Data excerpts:
----

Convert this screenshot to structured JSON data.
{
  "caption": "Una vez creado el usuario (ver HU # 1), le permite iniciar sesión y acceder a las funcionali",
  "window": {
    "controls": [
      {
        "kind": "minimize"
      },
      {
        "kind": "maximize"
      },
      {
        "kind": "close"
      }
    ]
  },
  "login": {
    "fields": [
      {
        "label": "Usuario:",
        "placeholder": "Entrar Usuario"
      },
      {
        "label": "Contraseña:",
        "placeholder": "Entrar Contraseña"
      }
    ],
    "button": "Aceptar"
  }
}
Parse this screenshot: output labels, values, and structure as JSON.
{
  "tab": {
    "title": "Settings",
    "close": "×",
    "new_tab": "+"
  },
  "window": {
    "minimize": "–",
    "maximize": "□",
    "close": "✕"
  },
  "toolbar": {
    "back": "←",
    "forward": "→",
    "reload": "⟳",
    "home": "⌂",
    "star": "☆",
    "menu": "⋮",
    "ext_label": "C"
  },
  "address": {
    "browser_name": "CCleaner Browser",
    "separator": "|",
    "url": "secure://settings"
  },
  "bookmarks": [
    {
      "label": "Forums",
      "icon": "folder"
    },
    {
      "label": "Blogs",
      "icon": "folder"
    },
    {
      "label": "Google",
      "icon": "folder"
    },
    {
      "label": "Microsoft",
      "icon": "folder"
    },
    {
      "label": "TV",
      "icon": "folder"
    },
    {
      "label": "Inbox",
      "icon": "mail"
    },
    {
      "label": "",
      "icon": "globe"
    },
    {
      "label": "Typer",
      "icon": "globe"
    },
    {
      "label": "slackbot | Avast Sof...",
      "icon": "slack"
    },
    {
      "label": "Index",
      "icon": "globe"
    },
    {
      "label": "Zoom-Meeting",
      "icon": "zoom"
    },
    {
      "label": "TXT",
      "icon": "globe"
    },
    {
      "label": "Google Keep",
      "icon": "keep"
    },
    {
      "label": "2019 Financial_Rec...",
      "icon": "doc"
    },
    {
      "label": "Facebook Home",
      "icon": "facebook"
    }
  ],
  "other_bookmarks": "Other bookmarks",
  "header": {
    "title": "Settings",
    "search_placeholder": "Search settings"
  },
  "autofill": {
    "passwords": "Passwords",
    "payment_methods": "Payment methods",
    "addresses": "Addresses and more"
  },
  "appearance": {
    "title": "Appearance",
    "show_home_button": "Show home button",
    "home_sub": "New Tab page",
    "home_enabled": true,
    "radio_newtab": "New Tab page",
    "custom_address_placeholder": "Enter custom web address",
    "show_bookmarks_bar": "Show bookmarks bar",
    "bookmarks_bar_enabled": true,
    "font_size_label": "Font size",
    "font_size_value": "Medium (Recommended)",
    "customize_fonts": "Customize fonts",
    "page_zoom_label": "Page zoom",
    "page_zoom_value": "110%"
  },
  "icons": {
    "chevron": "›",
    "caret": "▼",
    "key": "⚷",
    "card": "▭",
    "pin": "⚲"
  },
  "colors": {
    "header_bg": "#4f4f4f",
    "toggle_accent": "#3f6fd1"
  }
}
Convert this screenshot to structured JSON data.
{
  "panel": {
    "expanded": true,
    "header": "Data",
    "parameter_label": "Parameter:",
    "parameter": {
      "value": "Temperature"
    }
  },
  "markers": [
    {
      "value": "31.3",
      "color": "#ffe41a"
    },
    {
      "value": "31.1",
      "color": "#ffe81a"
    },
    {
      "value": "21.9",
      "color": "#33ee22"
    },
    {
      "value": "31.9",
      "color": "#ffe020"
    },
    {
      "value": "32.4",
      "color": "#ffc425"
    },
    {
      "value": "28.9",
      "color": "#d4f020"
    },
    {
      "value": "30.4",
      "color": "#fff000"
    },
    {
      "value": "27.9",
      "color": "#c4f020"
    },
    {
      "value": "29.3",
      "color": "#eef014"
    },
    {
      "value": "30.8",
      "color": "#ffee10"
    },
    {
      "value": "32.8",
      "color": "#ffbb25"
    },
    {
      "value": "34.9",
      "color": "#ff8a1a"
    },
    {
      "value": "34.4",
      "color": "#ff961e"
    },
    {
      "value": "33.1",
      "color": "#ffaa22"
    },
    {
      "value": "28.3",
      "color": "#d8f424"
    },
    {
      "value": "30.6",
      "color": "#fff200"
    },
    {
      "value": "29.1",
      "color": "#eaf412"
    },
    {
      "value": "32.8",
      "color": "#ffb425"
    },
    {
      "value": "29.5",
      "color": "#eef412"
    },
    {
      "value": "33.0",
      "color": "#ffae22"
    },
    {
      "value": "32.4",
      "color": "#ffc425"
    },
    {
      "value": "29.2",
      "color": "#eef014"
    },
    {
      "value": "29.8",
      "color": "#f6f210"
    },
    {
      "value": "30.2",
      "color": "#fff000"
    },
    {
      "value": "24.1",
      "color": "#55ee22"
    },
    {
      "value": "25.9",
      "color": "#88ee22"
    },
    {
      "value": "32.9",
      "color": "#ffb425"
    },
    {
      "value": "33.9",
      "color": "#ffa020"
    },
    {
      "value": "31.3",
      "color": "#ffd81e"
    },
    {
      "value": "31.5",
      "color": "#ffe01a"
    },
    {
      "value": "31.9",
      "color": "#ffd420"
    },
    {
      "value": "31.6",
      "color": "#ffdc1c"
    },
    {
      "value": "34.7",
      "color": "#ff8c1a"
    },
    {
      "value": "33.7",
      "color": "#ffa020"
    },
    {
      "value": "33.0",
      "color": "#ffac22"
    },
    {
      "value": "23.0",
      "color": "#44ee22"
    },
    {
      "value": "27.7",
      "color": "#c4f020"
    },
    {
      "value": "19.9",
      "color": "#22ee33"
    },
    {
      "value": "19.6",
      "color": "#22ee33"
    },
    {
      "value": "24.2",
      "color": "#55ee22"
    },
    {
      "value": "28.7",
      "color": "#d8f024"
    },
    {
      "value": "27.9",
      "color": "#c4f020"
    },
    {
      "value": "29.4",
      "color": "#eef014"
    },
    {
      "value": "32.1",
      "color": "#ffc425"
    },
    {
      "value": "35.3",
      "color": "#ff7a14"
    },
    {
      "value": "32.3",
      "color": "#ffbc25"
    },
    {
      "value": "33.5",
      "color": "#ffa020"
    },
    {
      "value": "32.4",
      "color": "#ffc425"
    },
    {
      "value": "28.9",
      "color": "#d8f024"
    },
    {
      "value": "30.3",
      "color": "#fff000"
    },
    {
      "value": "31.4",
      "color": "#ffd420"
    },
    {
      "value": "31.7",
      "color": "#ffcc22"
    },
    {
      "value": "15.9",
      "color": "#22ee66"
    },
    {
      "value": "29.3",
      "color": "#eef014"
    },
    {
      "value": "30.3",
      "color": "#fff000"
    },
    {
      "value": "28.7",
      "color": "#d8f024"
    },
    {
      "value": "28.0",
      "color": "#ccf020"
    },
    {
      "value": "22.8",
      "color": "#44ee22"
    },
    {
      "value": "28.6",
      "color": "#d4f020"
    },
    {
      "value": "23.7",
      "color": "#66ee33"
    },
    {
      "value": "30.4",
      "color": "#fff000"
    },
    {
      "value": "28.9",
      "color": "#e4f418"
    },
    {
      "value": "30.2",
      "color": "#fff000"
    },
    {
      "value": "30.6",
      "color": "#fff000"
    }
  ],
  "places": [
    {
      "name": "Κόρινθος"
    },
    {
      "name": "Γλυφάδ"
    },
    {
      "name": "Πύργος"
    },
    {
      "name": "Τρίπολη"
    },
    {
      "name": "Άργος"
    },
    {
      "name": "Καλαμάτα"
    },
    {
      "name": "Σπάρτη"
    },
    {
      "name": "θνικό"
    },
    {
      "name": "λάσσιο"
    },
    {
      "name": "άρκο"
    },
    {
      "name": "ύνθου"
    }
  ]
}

----

Task prompt: Write out the material from the first line to the last, exactly.

Solution below:
Convert this screenshot to structured JSON data.
{
  "caption": "Una vez creado el usuario (ver HU # 1), le permite iniciar sesión y acceder a las funcionali",
  "window": {
    "controls": [
      {
        "kind": "minimize"
      },
      {
        "kind": "maximize"
      },
      {
        "kind": "close"
      }
    ]
  },
  "login": {
    "fields": [
      {
        "label": "Usuario:",
        "placeholder": "Entrar Usuario"
      },
      {
        "label": "Contraseña:",
        "placeholder": "Entrar Contraseña"
      }
    ],
    "button": "Aceptar"
  }
}
Parse this screenshot: output labels, values, and structure as JSON.
{
  "tab": {
    "title": "Settings",
    "close": "×",
    "new_tab": "+"
  },
  "window": {
    "minimize": "–",
    "maximize": "□",
    "close": "✕"
  },
  "toolbar": {
    "back": "←",
    "forward": "→",
    "reload": "⟳",
    "home": "⌂",
    "star": "☆",
    "menu": "⋮",
    "ext_label": "C"
  },
  "address": {
    "browser_name": "CCleaner Browser",
    "separator": "|",
    "url": "secure://settings"
  },
  "bookmarks": [
    {
      "label": "Forums",
      "icon": "folder"
    },
    {
      "label": "Blogs",
      "icon": "folder"
    },
    {
      "label": "Google",
      "icon": "folder"
    },
    {
      "label": "Microsoft",
      "icon": "folder"
    },
    {
      "label": "TV",
      "icon": "folder"
    },
    {
      "label": "Inbox",
      "icon": "mail"
    },
    {
      "label": "",
      "icon": "globe"
    },
    {
      "label": "Typer",
      "icon": "globe"
    },
    {
      "label": "slackbot | Avast Sof...",
      "icon": "slack"
    },
    {
      "label": "Index",
      "icon": "globe"
    },
    {
      "label": "Zoom-Meeting",
      "icon": "zoom"
    },
    {
      "label": "TXT",
      "icon": "globe"
    },
    {
      "label": "Google Keep",
      "icon": "keep"
    },
    {
      "label": "2019 Financial_Rec...",
      "icon": "doc"
    },
    {
      "label": "Facebook Home",
      "icon": "facebook"
    }
  ],
  "other_bookmarks": "Other bookmarks",
  "header": {
    "title": "Settings",
    "search_placeholder": "Search settings"
  },
  "autofill": {
    "passwords": "Passwords",
    "payment_methods": "Payment methods",
    "addresses": "Addresses and more"
  },
  "appearance": {
    "title": "Appearance",
    "show_home_button": "Show home button",
    "home_sub": "New Tab page",
    "home_enabled": true,
    "radio_newtab": "New Tab page",
    "custom_address_placeholder": "Enter custom web address",
    "show_bookmarks_bar": "Show bookmarks bar",
    "bookmarks_bar_enabled": true,
    "font_size_label": "Font size",
    "font_size_value": "Medium (Recommended)",
    "customize_fonts": "Customize fonts",
    "page_zoom_label": "Page zoom",
    "page_zoom_value": "110%"
  },
  "icons": {
    "chevron": "›",
    "caret": "▼",
    "key": "⚷",
    "card": "▭",
    "pin": "⚲"
  },
  "colors": {
    "header_bg": "#4f4f4f",
    "toggle_accent": "#3f6fd1"
  }
}
Convert this screenshot to structured JSON data.
{
  "panel": {
    "expanded": true,
    "header": "Data",
    "parameter_label": "Parameter:",
    "parameter": {
      "value": "Temperature"
    }
  },
  "markers": [
    {
      "value": "31.3",
      "color": "#ffe41a"
    },
    {
      "value": "31.1",
      "color": "#ffe81a"
    },
    {
      "value": "21.9",
      "color": "#33ee22"
    },
    {
      "value": "31.9",
      "color": "#ffe020"
    },
    {
      "value": "32.4",
      "color": "#ffc425"
    },
    {
      "value": "28.9",
      "color": "#d4f020"
    },
    {
      "value": "30.4",
      "color": "#fff000"
    },
    {
      "value": "27.9",
      "color": "#c4f020"
    },
    {
      "value": "29.3",
      "color": "#eef014"
    },
    {
      "value": "30.8",
      "color": "#ffee10"
    },
    {
      "value": "32.8",
      "color": "#ffbb25"
    },
    {
      "value": "34.9",
      "color": "#ff8a1a"
    },
    {
      "value": "34.4",
      "color": "#ff961e"
    },
    {
      "value": "33.1",
      "color": "#ffaa22"
    },
    {
      "value": "28.3",
      "color": "#d8f424"
    },
    {
      "value": "30.6",
      "color": "#fff200"
    },
    {
      "value": "29.1",
      "color": "#eaf412"
    },
    {
      "value": "32.8",
      "color": "#ffb425"
    },
    {
      "value": "29.5",
      "color": "#eef412"
    },
    {
      "value": "33.0",
      "color": "#ffae22"
    },
    {
      "value": "32.4",
      "color": "#ffc425"
    },
    {
      "value": "29.2",
      "color": "#eef014"
    },
    {
      "value": "29.8",
      "color": "#f6f210"
    },
    {
      "value": "30.2",
      "color": "#fff000"
    },
    {
      "value": "24.1",
      "color": "#55ee22"
    },
    {
      "value": "25.9",
      "color": "#88ee22"
    },
    {
      "value": "32.9",
      "color": "#ffb425"
    },
    {
      "value": "33.9",
      "color": "#ffa020"
    },
    {
      "value": "31.3",
      "color": "#ffd81e"
    },
    {
      "value": "31.5",
      "color": "#ffe01a"
    },
    {
      "value": "31.9",
      "color": "#ffd420"
    },
    {
      "value": "31.6",
      "color": "#ffdc1c"
    },
    {
      "value": "34.7",
      "color": "#ff8c1a"
    },
    {
      "value": "33.7",
      "color": "#ffa020"
    },
    {
      "value": "33.0",
      "color": "#ffac22"
    },
    {
      "value": "23.0",
      "color": "#44ee22"
    },
    {
      "value": "27.7",
      "color": "#c4f020"
    },
    {
      "value": "19.9",
      "color": "#22ee33"
    },
    {
      "value": "19.6",
      "color": "#22ee33"
    },
    {
      "value": "24.2",
      "color": "#55ee22"
    },
    {
      "value": "28.7",
      "color": "#d8f024"
    },
    {
      "value": "27.9",
      "color": "#c4f020"
    },
    {
      "value": "29.4",
      "color": "#eef014"
    },
    {
      "value": "32.1",
      "color": "#ffc425"
    },
    {
      "value": "35.3",
      "color": "#ff7a14"
    },
    {
      "value": "32.3",
      "color": "#ffbc25"
    },
    {
      "value": "33.5",
      "color": "#ffa020"
    },
    {
      "value": "32.4",
      "color": "#ffc425"
    },
    {
      "value": "28.9",
      "color": "#d8f024"
    },
    {
      "value": "30.3",
      "color": "#fff000"
    },
    {
      "value": "31.4",
      "color": "#ffd420"
    },
    {
      "value": "31.7",
      "color": "#ffcc22"
    },
    {
      "value": "15.9",
      "color": "#22ee66"
    },
    {
      "value": "29.3",
      "color": "#eef014"
    },
    {
      "value": "30.3",
      "color": "#fff000"
    },
    {
      "value": "28.7",
      "color": "#d8f024"
    },
    {
      "value": "28.0",
      "color": "#ccf020"
    },
    {
      "value": "22.8",
      "color": "#44ee22"
    },
    {
      "value": "28.6",
      "color": "#d4f020"
    },
    {
      "value": "23.7",
      "color": "#66ee33"
    },
    {
      "value": "30.4",
      "color": "#fff000"
    },
    {
      "value": "28.9",
      "color": "#e4f418"
    },
    {
      "value": "30.2",
      "color": "#fff000"
    },
    {
      "value": "30.6",
      "color": "#fff000"
    }
  ],
  "places": [
    {
      "name": "Κόρινθος"
    },
    {
      "name": "Γλυφάδ"
    },
    {
      "name": "Πύργος"
    },
    {
      "name": "Τρίπολη"
    },
    {
      "name": "Άργος"
    },
    {
      "name": "Καλαμάτα"
    },
    {
      "name": "Σπάρτη"
    },
    {
      "name": "θνικό"
    },
    {
      "name": "λάσσιο"
    },
    {
      "name": "άρκο"
    },
    {
      "name": "ύνθου"
    }
  ]
}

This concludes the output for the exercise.